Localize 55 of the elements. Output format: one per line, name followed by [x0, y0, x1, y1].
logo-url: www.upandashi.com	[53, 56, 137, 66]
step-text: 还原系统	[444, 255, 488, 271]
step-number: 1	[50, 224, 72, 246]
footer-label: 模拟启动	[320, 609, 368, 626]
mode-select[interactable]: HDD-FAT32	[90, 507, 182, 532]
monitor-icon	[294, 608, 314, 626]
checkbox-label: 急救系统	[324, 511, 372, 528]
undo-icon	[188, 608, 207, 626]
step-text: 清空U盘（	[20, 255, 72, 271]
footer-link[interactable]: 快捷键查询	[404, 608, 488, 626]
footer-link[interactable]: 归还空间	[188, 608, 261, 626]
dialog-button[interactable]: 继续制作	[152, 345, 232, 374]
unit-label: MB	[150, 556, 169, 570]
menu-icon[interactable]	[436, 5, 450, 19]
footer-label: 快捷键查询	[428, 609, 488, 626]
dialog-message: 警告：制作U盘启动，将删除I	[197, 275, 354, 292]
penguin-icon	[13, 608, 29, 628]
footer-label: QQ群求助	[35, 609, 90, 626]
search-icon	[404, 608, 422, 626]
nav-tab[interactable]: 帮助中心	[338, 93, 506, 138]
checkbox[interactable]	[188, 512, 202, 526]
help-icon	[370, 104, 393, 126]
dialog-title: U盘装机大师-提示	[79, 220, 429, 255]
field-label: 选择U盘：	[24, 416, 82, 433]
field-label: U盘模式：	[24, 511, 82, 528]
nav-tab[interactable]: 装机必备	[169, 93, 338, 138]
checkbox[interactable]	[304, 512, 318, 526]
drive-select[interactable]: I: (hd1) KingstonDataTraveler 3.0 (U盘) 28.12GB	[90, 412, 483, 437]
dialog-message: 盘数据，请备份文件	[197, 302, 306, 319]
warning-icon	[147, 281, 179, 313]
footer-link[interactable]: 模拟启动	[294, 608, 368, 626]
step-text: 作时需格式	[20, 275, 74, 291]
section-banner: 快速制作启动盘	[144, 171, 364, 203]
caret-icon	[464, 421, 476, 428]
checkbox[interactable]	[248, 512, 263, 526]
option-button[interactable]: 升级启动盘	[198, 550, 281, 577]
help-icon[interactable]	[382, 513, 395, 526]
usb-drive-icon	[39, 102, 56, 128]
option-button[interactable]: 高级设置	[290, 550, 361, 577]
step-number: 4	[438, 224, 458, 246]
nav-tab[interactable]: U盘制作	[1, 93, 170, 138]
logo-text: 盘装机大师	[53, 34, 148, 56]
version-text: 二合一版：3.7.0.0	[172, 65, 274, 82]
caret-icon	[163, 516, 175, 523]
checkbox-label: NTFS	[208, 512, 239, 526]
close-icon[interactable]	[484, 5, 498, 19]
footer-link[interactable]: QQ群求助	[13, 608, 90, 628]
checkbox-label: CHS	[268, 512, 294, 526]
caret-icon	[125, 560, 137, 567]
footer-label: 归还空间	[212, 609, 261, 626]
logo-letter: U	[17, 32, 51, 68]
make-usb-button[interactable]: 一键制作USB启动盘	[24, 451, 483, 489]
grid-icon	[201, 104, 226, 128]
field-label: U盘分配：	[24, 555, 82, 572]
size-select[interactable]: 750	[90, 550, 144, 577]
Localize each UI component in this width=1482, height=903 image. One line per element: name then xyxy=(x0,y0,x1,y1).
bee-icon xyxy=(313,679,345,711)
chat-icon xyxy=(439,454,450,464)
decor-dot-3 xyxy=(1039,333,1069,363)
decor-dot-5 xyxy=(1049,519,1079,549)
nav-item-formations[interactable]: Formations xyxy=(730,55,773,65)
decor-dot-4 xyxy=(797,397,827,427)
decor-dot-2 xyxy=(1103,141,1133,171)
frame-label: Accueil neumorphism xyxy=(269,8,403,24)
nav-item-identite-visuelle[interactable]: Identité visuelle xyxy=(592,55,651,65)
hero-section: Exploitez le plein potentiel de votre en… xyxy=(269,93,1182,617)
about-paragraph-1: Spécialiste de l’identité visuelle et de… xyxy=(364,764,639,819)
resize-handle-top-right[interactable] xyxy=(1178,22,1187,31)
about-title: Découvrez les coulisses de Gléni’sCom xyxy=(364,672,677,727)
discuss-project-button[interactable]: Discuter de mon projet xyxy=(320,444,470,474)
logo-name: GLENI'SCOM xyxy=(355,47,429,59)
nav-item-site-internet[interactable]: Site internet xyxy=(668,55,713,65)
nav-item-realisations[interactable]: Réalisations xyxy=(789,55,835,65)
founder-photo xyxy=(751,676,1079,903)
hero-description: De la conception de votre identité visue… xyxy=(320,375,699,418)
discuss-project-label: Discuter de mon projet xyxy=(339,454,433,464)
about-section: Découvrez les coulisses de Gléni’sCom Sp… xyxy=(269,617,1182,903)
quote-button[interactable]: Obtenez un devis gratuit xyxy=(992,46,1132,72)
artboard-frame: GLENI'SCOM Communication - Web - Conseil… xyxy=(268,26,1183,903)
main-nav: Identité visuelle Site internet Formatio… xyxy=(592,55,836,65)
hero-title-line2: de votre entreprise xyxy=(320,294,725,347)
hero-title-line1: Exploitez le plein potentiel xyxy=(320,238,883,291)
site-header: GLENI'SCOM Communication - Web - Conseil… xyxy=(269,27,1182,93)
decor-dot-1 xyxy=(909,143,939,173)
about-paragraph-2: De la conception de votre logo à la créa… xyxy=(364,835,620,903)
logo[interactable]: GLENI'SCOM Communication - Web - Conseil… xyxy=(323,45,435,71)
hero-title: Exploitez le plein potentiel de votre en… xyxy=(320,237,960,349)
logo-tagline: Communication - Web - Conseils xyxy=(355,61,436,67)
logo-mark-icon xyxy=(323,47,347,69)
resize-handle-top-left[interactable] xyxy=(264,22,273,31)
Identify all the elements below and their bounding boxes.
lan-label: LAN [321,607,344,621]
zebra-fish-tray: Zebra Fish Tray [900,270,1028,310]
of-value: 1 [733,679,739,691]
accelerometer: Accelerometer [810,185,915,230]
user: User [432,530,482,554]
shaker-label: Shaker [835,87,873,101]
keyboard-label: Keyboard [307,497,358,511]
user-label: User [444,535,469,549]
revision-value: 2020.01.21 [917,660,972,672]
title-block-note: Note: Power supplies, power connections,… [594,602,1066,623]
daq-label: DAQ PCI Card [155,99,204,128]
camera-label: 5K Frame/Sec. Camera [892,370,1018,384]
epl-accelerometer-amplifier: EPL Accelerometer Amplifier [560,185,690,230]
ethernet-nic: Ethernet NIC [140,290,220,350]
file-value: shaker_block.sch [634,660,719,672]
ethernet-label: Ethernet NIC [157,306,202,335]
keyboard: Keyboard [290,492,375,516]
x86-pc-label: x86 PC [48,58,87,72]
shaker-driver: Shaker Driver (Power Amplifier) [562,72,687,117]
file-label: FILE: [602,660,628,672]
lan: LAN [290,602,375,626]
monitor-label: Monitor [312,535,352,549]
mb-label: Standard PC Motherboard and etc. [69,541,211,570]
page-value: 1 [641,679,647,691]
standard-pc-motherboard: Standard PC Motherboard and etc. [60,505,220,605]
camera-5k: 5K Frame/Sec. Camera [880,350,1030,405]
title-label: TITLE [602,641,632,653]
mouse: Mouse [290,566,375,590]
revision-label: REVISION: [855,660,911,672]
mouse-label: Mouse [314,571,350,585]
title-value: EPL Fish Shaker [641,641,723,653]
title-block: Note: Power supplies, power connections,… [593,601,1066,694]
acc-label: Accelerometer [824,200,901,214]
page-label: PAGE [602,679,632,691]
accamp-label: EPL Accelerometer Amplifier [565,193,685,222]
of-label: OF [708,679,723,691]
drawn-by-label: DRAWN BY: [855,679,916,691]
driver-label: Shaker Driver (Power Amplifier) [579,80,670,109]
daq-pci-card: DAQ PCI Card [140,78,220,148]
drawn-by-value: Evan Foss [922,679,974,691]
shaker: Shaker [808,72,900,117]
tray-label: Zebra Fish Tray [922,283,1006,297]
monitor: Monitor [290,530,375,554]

> Task objective
Edit the rows from the start through the line containing "609, 368, 626]", replacing "footer-label" with "footer-caption" and leaving everything else unchanged. Give only those rows.

> The reply
Localize 55 of the elements. Output format: one per line, name followed by [x0, y0, x1, y1].
logo-url: www.upandashi.com	[53, 56, 137, 66]
step-text: 还原系统	[444, 255, 488, 271]
step-number: 1	[50, 224, 72, 246]
footer-caption: 模拟启动	[320, 609, 368, 626]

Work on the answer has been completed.